Saved data entries

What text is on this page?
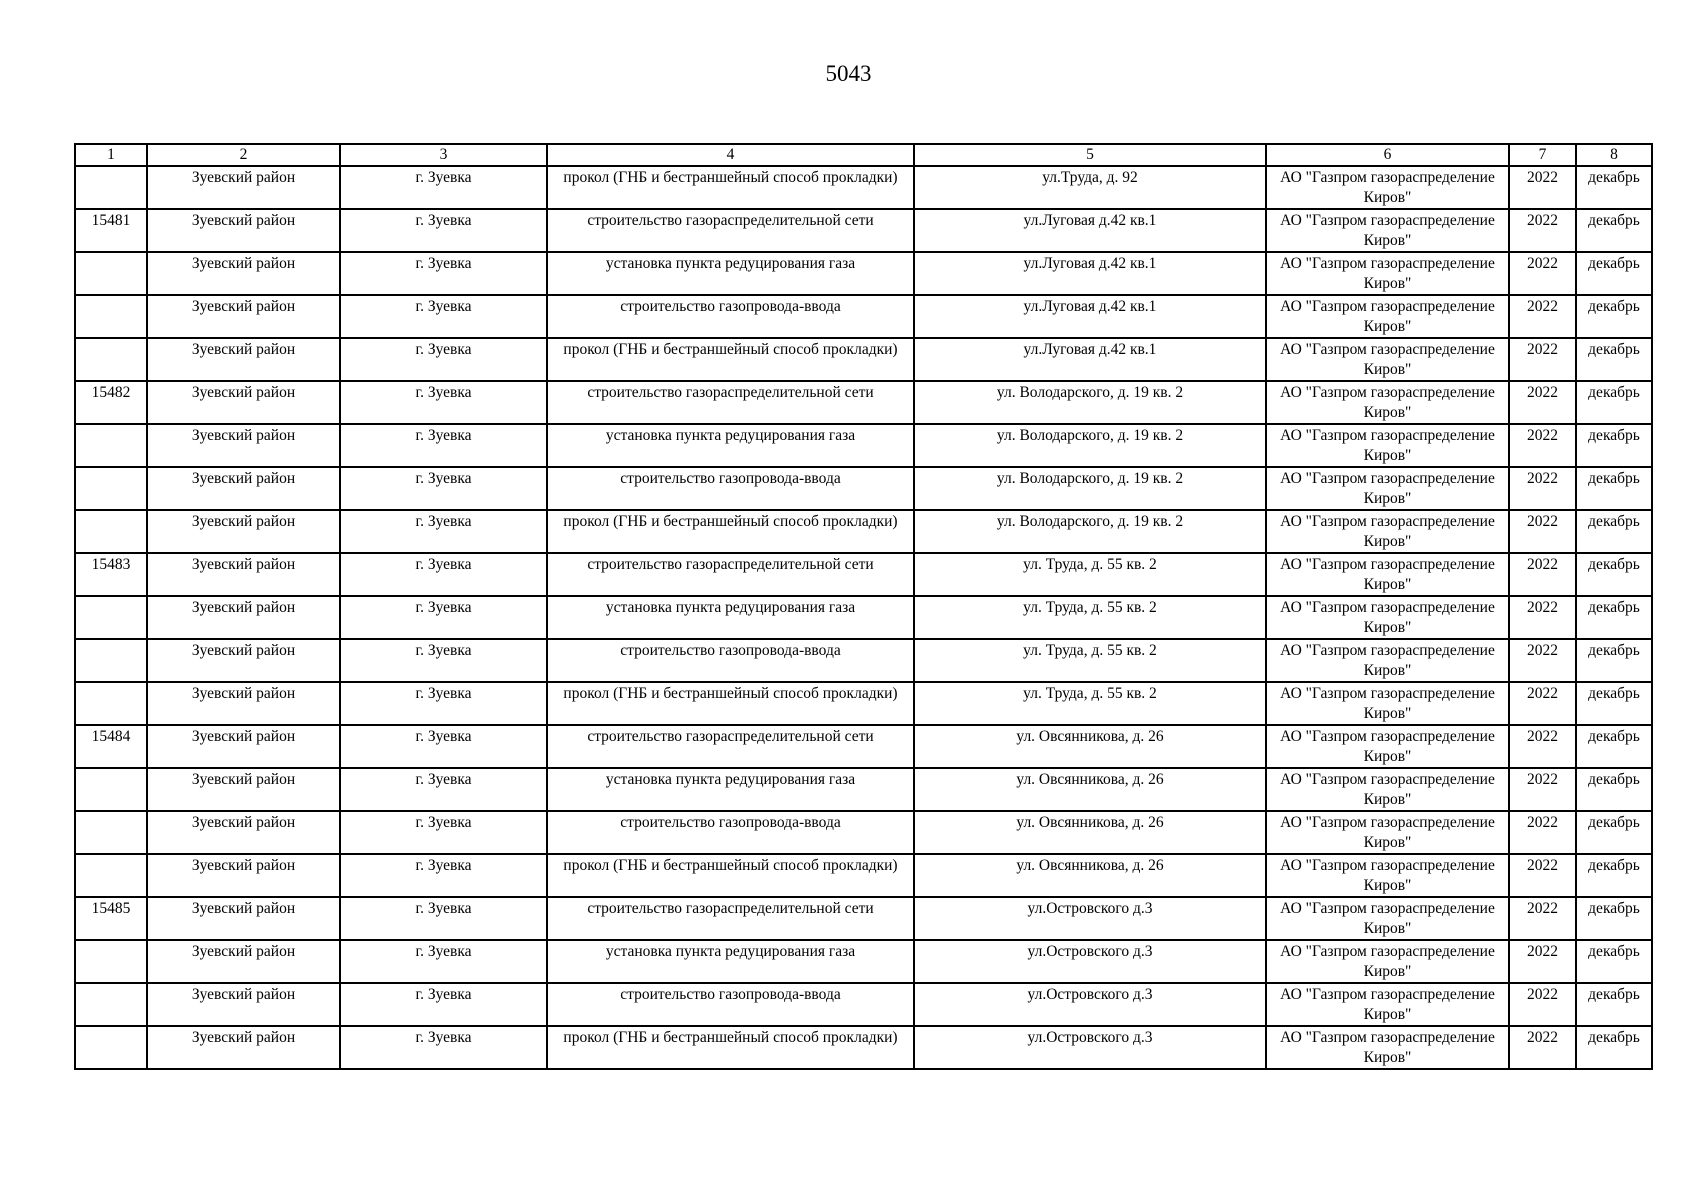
5043
1	2	3	4	5	6	7	8
	Зуевский район	г. Зуевка	прокол (ГНБ и бестраншейный способ прокладки)	ул.Труда, д. 92	АО "Газпром газораспределение Киров"	2022	декабрь
15481	Зуевский район	г. Зуевка	строительство газораспределительной сети	ул.Луговая д.42 кв.1	АО "Газпром газораспределение Киров"	2022	декабрь
	Зуевский район	г. Зуевка	установка пункта редуцирования газа	ул.Луговая д.42 кв.1	АО "Газпром газораспределение Киров"	2022	декабрь
	Зуевский район	г. Зуевка	строительство газопровода-ввода	ул.Луговая д.42 кв.1	АО "Газпром газораспределение Киров"	2022	декабрь
	Зуевский район	г. Зуевка	прокол (ГНБ и бестраншейный способ прокладки)	ул.Луговая д.42 кв.1	АО "Газпром газораспределение Киров"	2022	декабрь
15482	Зуевский район	г. Зуевка	строительство газораспределительной сети	ул. Володарского, д. 19 кв. 2	АО "Газпром газораспределение Киров"	2022	декабрь
	Зуевский район	г. Зуевка	установка пункта редуцирования газа	ул. Володарского, д. 19 кв. 2	АО "Газпром газораспределение Киров"	2022	декабрь
	Зуевский район	г. Зуевка	строительство газопровода-ввода	ул. Володарского, д. 19 кв. 2	АО "Газпром газораспределение Киров"	2022	декабрь
	Зуевский район	г. Зуевка	прокол (ГНБ и бестраншейный способ прокладки)	ул. Володарского, д. 19 кв. 2	АО "Газпром газораспределение Киров"	2022	декабрь
15483	Зуевский район	г. Зуевка	строительство газораспределительной сети	ул. Труда, д. 55 кв. 2	АО "Газпром газораспределение Киров"	2022	декабрь
	Зуевский район	г. Зуевка	установка пункта редуцирования газа	ул. Труда, д. 55 кв. 2	АО "Газпром газораспределение Киров"	2022	декабрь
	Зуевский район	г. Зуевка	строительство газопровода-ввода	ул. Труда, д. 55 кв. 2	АО "Газпром газораспределение Киров"	2022	декабрь
	Зуевский район	г. Зуевка	прокол (ГНБ и бестраншейный способ прокладки)	ул. Труда, д. 55 кв. 2	АО "Газпром газораспределение Киров"	2022	декабрь
15484	Зуевский район	г. Зуевка	строительство газораспределительной сети	ул. Овсянникова, д. 26	АО "Газпром газораспределение Киров"	2022	декабрь
	Зуевский район	г. Зуевка	установка пункта редуцирования газа	ул. Овсянникова, д. 26	АО "Газпром газораспределение Киров"	2022	декабрь
	Зуевский район	г. Зуевка	строительство газопровода-ввода	ул. Овсянникова, д. 26	АО "Газпром газораспределение Киров"	2022	декабрь
	Зуевский район	г. Зуевка	прокол (ГНБ и бестраншейный способ прокладки)	ул. Овсянникова, д. 26	АО "Газпром газораспределение Киров"	2022	декабрь
15485	Зуевский район	г. Зуевка	строительство газораспределительной сети	ул.Островского д.3	АО "Газпром газораспределение Киров"	2022	декабрь
	Зуевский район	г. Зуевка	установка пункта редуцирования газа	ул.Островского д.3	АО "Газпром газораспределение Киров"	2022	декабрь
	Зуевский район	г. Зуевка	строительство газопровода-ввода	ул.Островского д.3	АО "Газпром газораспределение Киров"	2022	декабрь
	Зуевский район	г. Зуевка	прокол (ГНБ и бестраншейный способ прокладки)	ул.Островского д.3	АО "Газпром газораспределение Киров"	2022	декабрь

Work to be completed:
Only the number is needed: state how many lines in the listing contain "Островского".

Task solution:
4